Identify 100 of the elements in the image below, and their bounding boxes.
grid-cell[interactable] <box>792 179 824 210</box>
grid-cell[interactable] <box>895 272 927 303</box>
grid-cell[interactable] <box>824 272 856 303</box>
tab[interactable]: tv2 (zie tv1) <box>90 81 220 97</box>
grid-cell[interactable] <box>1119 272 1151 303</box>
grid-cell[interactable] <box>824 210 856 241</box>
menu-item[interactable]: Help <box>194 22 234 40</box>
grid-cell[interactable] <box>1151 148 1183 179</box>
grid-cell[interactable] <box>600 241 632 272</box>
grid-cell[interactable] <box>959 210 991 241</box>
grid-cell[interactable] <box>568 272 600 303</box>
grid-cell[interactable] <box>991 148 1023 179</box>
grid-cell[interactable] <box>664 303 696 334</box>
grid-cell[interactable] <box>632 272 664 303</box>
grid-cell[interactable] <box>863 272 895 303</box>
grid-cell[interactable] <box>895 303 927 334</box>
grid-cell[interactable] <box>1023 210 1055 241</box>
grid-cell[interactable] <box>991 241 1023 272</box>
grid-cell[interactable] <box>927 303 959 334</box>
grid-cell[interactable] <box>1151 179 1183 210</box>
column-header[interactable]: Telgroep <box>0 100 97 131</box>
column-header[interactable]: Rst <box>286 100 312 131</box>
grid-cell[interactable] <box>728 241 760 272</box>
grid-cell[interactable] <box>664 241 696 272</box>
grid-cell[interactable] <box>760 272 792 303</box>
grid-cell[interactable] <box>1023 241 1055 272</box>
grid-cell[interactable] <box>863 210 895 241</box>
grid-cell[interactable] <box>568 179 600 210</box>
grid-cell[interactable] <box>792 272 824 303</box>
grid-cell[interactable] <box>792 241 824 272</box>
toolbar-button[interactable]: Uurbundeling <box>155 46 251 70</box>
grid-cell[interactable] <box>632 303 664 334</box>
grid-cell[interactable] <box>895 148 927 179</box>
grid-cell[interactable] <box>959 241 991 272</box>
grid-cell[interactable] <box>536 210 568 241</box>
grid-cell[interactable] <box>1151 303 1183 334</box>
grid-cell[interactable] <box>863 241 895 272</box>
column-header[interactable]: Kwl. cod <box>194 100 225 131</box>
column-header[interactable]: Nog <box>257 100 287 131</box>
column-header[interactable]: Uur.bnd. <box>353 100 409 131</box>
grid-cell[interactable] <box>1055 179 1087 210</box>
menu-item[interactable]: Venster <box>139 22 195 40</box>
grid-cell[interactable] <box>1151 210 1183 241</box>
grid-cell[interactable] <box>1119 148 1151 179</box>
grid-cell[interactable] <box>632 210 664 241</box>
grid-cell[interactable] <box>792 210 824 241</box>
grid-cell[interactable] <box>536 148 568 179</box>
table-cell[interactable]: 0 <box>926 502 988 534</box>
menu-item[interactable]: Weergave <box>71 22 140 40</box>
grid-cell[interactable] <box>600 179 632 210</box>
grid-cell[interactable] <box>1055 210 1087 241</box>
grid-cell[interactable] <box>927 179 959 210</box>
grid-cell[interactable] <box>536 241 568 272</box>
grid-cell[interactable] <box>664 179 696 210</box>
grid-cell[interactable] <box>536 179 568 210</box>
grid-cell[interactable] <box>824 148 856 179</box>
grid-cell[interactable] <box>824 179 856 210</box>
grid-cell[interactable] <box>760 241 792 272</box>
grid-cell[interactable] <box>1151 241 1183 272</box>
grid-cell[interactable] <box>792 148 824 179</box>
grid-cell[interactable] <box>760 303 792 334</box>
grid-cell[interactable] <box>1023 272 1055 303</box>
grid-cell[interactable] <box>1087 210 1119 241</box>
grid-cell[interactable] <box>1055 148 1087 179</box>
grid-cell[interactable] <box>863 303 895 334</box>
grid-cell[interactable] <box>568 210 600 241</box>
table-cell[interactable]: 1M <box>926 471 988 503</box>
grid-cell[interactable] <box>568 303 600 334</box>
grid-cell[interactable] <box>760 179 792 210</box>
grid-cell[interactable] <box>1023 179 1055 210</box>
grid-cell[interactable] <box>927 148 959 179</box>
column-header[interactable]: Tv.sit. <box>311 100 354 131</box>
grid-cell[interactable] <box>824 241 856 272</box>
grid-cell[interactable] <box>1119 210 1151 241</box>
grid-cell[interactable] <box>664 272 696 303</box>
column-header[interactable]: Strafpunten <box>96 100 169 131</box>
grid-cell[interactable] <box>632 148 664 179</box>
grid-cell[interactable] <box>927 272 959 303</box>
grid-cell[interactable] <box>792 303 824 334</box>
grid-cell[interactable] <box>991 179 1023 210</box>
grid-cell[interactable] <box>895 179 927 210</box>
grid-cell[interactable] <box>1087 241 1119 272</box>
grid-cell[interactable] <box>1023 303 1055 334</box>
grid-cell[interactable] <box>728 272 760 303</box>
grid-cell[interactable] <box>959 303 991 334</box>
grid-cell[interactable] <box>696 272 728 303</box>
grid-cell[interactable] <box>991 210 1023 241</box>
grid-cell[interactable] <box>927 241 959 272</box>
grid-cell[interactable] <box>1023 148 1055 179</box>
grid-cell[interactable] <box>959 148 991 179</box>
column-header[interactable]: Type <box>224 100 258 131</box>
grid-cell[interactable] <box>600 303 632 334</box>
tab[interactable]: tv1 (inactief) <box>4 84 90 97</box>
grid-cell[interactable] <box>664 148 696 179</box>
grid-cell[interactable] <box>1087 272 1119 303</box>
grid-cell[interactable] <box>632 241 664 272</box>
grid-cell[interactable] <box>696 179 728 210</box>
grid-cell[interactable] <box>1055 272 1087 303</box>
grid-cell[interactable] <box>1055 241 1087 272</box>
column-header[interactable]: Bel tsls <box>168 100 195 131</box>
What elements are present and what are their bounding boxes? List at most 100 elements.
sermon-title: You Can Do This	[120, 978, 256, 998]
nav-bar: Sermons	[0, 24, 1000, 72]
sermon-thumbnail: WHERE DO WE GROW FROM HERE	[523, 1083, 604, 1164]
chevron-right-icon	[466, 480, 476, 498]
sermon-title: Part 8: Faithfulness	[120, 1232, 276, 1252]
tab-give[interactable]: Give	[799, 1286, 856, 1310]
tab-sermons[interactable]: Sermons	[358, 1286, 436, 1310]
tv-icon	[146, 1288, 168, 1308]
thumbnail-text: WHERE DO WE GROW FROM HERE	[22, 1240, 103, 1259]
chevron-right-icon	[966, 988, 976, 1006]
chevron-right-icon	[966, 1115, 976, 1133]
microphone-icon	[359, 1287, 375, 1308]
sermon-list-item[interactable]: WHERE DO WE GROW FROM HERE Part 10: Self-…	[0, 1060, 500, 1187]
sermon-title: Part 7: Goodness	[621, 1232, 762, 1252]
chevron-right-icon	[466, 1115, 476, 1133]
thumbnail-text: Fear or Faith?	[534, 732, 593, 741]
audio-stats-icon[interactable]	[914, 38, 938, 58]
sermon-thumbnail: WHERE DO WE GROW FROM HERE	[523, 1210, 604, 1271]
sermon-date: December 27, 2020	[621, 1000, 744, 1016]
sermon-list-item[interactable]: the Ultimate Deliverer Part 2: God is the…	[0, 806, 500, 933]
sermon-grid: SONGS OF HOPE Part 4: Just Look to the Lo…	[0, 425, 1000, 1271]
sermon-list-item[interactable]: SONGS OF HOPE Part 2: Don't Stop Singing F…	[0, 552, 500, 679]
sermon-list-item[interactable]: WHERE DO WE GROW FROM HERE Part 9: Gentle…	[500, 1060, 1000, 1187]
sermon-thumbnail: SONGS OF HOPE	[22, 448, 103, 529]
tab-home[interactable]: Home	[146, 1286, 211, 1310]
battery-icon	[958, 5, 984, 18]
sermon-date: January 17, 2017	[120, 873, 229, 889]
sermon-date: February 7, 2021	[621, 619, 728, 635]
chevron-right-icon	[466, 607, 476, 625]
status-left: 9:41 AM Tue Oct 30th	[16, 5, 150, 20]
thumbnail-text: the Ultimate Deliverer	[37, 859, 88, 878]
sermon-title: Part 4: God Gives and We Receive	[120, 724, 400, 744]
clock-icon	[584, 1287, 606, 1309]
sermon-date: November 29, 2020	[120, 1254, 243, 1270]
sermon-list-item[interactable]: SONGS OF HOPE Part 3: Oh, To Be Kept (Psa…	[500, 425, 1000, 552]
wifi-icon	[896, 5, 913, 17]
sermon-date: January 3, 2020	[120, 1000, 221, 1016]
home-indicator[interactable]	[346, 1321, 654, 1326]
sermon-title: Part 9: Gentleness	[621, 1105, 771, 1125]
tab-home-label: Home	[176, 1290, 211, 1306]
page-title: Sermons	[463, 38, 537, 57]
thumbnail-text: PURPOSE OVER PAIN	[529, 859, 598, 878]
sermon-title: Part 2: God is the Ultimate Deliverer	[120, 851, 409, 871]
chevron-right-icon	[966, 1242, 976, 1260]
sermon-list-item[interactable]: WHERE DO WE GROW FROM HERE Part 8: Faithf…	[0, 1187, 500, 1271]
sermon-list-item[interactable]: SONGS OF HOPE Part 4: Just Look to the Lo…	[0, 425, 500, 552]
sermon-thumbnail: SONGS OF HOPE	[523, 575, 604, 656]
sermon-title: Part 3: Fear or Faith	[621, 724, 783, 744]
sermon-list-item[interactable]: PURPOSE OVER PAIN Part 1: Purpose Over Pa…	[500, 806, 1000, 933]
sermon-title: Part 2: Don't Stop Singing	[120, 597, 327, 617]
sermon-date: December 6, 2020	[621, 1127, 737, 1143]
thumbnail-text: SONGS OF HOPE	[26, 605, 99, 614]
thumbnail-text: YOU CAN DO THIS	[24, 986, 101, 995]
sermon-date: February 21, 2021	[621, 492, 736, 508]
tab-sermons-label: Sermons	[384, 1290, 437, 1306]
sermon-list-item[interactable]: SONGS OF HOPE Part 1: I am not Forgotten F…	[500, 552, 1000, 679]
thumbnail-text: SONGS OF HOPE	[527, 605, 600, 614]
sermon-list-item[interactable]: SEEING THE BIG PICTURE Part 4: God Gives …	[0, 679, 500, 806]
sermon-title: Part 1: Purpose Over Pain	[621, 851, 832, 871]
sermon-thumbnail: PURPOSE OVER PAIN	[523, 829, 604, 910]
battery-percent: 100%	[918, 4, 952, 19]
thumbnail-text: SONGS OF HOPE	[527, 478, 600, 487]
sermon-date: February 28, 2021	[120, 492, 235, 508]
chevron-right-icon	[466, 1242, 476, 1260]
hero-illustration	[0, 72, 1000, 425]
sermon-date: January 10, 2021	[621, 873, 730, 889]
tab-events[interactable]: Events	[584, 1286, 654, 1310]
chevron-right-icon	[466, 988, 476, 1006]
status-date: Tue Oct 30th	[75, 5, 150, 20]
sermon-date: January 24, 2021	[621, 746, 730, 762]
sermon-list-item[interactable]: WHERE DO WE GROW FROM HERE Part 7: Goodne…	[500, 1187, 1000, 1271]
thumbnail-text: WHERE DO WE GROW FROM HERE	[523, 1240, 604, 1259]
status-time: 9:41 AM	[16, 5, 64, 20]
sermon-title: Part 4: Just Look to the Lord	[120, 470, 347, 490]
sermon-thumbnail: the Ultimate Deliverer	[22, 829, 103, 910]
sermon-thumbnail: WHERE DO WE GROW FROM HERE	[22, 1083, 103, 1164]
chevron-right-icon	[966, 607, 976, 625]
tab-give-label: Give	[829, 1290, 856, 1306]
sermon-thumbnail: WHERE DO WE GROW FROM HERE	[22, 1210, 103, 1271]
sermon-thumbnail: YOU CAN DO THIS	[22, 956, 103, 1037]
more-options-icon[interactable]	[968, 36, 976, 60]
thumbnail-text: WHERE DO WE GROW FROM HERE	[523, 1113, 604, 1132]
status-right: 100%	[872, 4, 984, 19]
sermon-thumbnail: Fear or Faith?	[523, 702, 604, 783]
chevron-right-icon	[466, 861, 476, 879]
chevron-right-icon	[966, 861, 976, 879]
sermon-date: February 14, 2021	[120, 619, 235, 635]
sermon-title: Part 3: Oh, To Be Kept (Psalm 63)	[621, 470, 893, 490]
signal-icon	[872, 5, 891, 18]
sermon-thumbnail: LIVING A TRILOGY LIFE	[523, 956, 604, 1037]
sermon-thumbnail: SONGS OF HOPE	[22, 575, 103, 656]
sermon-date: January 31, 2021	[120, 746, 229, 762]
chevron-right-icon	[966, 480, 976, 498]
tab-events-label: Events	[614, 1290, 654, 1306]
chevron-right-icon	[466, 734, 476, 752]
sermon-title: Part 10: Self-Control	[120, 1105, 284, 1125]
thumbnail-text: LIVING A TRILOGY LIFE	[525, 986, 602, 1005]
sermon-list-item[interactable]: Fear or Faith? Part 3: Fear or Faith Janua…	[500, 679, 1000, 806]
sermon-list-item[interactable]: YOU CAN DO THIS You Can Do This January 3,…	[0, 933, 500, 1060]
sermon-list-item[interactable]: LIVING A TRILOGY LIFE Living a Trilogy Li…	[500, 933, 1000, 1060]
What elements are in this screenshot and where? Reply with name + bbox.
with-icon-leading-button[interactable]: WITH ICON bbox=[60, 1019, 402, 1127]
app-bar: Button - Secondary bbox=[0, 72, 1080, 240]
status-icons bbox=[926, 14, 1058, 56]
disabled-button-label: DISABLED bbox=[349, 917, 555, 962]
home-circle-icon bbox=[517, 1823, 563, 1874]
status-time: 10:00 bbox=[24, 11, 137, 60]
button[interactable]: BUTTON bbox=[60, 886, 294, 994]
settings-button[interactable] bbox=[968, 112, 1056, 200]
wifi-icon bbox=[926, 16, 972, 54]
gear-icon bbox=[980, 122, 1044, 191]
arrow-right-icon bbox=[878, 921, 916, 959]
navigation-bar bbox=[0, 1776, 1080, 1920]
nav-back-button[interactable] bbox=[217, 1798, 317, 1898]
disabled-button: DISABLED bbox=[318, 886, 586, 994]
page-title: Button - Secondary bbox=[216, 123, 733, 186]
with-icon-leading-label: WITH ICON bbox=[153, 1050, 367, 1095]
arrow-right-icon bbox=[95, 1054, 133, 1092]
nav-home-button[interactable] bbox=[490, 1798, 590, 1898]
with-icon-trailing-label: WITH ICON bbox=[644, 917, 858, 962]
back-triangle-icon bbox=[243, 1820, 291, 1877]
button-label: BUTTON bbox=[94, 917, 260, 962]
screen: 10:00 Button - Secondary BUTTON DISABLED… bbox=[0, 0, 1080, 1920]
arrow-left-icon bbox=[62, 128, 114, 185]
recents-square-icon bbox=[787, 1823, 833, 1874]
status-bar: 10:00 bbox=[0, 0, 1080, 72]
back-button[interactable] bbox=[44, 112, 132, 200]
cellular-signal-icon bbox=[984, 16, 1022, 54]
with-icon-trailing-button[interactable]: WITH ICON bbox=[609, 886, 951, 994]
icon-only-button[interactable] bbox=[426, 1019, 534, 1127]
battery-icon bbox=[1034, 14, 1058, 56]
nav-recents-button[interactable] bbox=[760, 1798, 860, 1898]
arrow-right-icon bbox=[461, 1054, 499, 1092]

__________

**Given task:** Write out the data above word for word, from its first line through the line containing "grid-cell[interactable] <box>1023 241", including both.

**Task solution:**
Identify 100 of the elements in the image below, and their bounding boxes.
grid-cell[interactable] <box>792 179 824 210</box>
grid-cell[interactable] <box>895 272 927 303</box>
grid-cell[interactable] <box>824 272 856 303</box>
tab[interactable]: tv2 (zie tv1) <box>90 81 220 97</box>
grid-cell[interactable] <box>1119 272 1151 303</box>
grid-cell[interactable] <box>824 210 856 241</box>
menu-item[interactable]: Help <box>194 22 234 40</box>
grid-cell[interactable] <box>1151 148 1183 179</box>
grid-cell[interactable] <box>600 241 632 272</box>
grid-cell[interactable] <box>959 210 991 241</box>
grid-cell[interactable] <box>568 272 600 303</box>
grid-cell[interactable] <box>991 148 1023 179</box>
grid-cell[interactable] <box>664 303 696 334</box>
grid-cell[interactable] <box>632 272 664 303</box>
grid-cell[interactable] <box>863 272 895 303</box>
grid-cell[interactable] <box>895 303 927 334</box>
grid-cell[interactable] <box>1023 210 1055 241</box>
grid-cell[interactable] <box>991 241 1023 272</box>
grid-cell[interactable] <box>927 303 959 334</box>
grid-cell[interactable] <box>1151 179 1183 210</box>
column-header[interactable]: Telgroep <box>0 100 97 131</box>
column-header[interactable]: Rst <box>286 100 312 131</box>
grid-cell[interactable] <box>728 241 760 272</box>
grid-cell[interactable] <box>664 241 696 272</box>
grid-cell[interactable] <box>760 272 792 303</box>
grid-cell[interactable] <box>1023 241 1055 272</box>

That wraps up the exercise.